■ **Direction**:
All lines in which the word "page" occurs are to be extracted.

** start Data records **

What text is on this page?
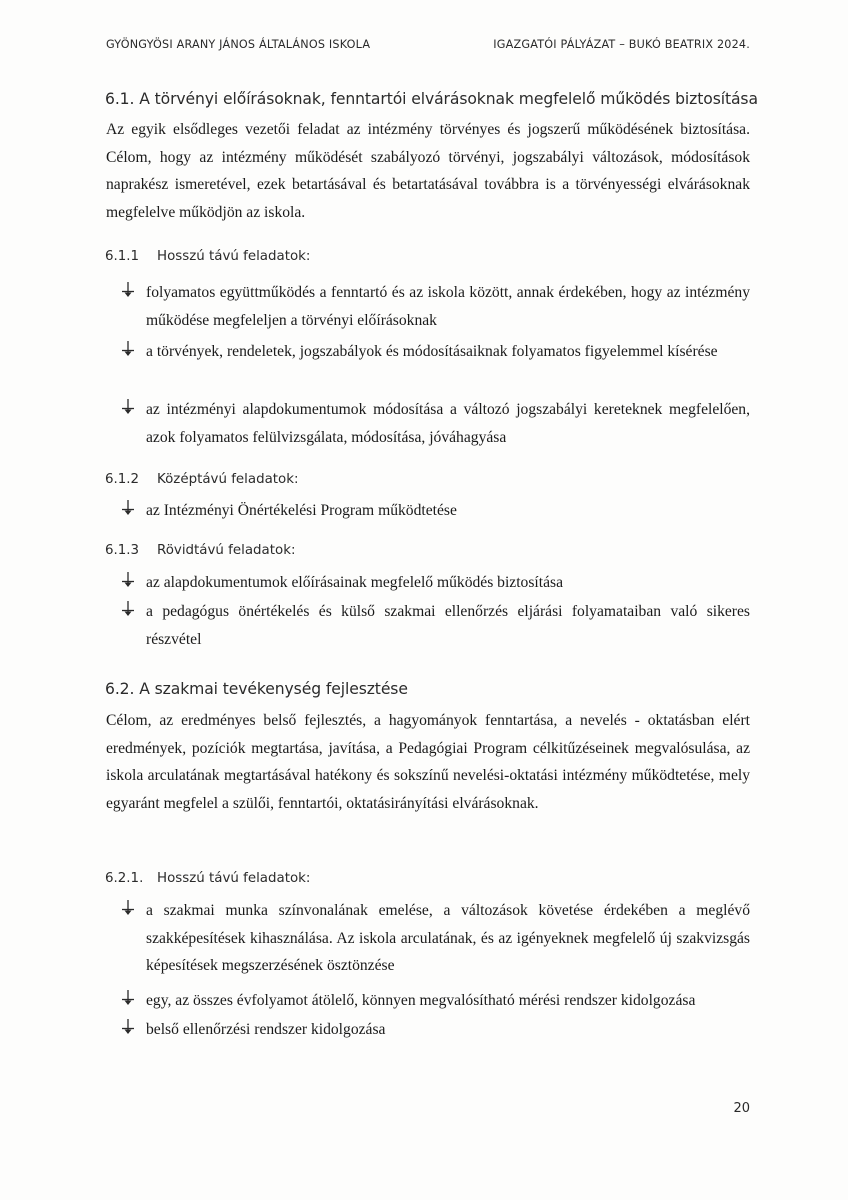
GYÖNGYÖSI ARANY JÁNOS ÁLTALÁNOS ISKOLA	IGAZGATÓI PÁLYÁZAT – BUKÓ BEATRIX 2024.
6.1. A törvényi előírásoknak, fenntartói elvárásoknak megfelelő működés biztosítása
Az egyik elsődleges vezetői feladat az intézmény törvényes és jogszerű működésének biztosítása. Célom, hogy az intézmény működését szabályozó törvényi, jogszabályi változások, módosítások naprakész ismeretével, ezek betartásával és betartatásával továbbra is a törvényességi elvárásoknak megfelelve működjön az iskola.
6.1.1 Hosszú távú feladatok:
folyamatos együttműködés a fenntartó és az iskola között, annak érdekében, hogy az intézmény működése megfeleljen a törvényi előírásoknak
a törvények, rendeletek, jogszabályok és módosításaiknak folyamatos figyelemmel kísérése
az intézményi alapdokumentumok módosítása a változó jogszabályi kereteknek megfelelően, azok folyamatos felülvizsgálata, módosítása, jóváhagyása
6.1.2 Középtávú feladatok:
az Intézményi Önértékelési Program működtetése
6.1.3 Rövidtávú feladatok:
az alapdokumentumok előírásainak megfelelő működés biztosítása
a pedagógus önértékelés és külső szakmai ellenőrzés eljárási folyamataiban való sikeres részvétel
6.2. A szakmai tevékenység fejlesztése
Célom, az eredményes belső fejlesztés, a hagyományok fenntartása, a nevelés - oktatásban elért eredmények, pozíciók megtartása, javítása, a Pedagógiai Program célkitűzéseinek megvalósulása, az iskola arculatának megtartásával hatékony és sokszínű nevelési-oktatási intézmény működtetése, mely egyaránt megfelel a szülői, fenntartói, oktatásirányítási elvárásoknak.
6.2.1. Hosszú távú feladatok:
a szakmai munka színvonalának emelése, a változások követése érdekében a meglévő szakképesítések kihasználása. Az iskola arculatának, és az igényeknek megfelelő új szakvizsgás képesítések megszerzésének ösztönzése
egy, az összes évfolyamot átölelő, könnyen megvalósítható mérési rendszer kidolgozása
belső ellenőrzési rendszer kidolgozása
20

** end Data records **
** start Data records **

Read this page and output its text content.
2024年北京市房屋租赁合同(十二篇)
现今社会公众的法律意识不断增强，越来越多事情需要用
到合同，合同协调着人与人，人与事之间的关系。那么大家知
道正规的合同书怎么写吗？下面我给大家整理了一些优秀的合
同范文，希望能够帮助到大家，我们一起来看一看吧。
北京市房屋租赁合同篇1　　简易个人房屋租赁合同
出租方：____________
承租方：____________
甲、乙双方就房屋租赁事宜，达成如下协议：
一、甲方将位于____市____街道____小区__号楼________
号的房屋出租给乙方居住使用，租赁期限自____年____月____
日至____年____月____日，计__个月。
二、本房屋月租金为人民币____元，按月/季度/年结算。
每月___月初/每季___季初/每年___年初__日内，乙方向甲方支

** end Data records **
** start Data records **

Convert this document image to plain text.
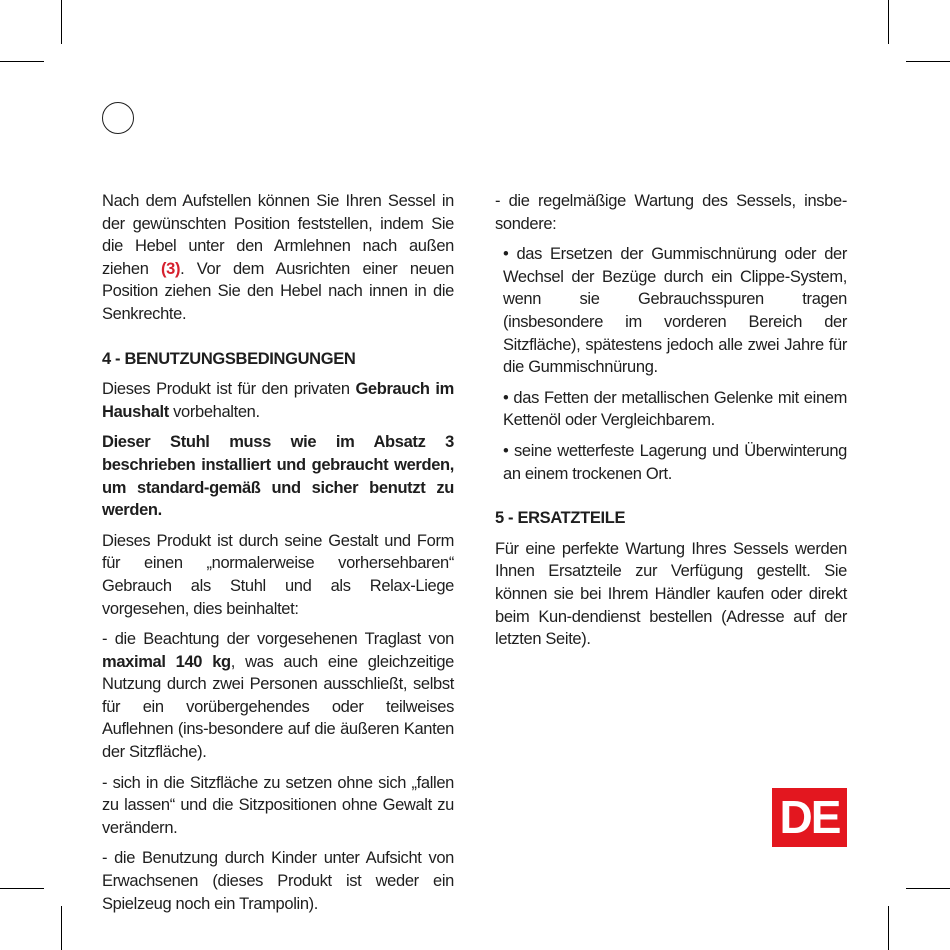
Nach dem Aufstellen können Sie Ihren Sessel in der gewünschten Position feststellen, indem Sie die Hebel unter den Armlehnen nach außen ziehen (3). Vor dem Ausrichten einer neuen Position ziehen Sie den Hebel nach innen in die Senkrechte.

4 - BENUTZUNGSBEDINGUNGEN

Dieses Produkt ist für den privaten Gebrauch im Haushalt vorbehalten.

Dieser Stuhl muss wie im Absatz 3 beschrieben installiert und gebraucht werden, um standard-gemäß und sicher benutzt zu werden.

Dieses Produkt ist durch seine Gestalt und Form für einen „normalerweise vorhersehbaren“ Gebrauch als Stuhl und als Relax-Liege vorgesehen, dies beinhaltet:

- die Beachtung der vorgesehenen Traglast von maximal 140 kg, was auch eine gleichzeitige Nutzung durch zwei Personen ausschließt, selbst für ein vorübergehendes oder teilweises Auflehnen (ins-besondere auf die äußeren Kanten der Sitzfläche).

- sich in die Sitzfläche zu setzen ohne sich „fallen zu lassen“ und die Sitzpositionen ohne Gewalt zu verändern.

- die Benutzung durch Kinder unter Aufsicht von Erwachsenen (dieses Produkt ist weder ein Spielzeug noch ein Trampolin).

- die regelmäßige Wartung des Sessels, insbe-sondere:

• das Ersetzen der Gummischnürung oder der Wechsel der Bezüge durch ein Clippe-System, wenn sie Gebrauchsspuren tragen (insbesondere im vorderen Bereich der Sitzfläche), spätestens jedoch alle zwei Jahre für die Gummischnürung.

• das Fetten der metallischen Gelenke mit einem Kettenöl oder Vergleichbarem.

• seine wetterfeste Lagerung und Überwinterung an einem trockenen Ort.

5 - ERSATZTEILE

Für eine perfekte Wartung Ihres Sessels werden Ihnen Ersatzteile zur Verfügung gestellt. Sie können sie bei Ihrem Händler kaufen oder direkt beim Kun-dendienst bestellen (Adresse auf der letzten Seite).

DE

** end Data records **

■ **Full answer**:
What text is on this page?
Read this page and output its text content.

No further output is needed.